Give the entries back exactly, dropping each image.

=======

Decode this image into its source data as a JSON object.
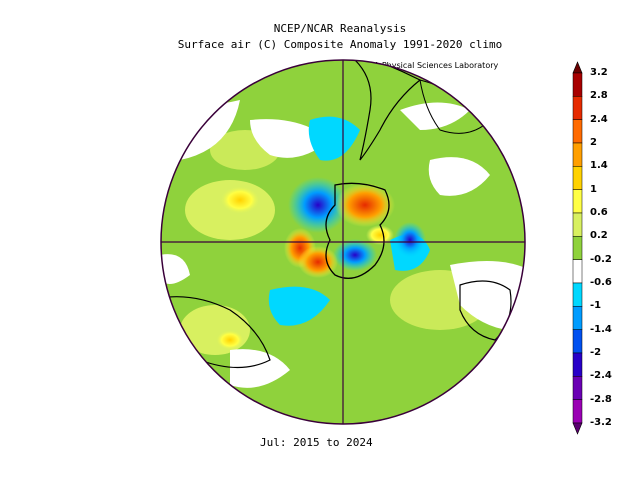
{
  "header": {
    "title": "NCEP/NCAR Reanalysis",
    "subtitle": "Surface air (C) Composite Anomaly 1991-2020 climo",
    "credit": "NOAA Physical Sciences Laboratory"
  },
  "footer": {
    "period": "Jul: 2015 to 2024"
  },
  "colorbar": {
    "labels": [
      "3.2",
      "2.8",
      "2.4",
      "2",
      "1.4",
      "1",
      "0.6",
      "0.2",
      "-0.2",
      "-0.6",
      "-1",
      "-1.4",
      "-2",
      "-2.4",
      "-2.8",
      "-3.2"
    ],
    "colors": [
      "#6a0000",
      "#a80000",
      "#e62a00",
      "#ff6a00",
      "#ff9f00",
      "#ffd200",
      "#ffff44",
      "#d8f060",
      "#8fd23c",
      "#ffffff",
      "#00d8ff",
      "#009cff",
      "#0050f0",
      "#2800c8",
      "#6a00b4",
      "#9a00b4",
      "#5a0070"
    ]
  },
  "map": {
    "projection": "south-polar-stereographic",
    "land_color": "#8fd23c"
  }
}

=======

**Exercise response**
Decode this image into its source data as a JSON object.
{
  "header": {
    "title": "NCEP/NCAR Reanalysis",
    "subtitle": "Surface air (C) Composite Anomaly 1991-2020 climo",
    "credit": "NOAA Physical Sciences Laboratory"
  },
  "footer": {
    "period": "Jul: 2015 to 2024"
  },
  "colorbar": {
    "labels": [
      "3.2",
      "2.8",
      "2.4",
      "2",
      "1.4",
      "1",
      "0.6",
      "0.2",
      "-0.2",
      "-0.6",
      "-1",
      "-1.4",
      "-2",
      "-2.4",
      "-2.8",
      "-3.2"
    ],
    "colors": [
      "#6a0000",
      "#a80000",
      "#e62a00",
      "#ff6a00",
      "#ff9f00",
      "#ffd200",
      "#ffff44",
      "#d8f060",
      "#8fd23c",
      "#ffffff",
      "#00d8ff",
      "#009cff",
      "#0050f0",
      "#2800c8",
      "#6a00b4",
      "#9a00b4",
      "#5a0070"
    ]
  },
  "map": {
    "projection": "south-polar-stereographic",
    "land_color": "#8fd23c"
  }
}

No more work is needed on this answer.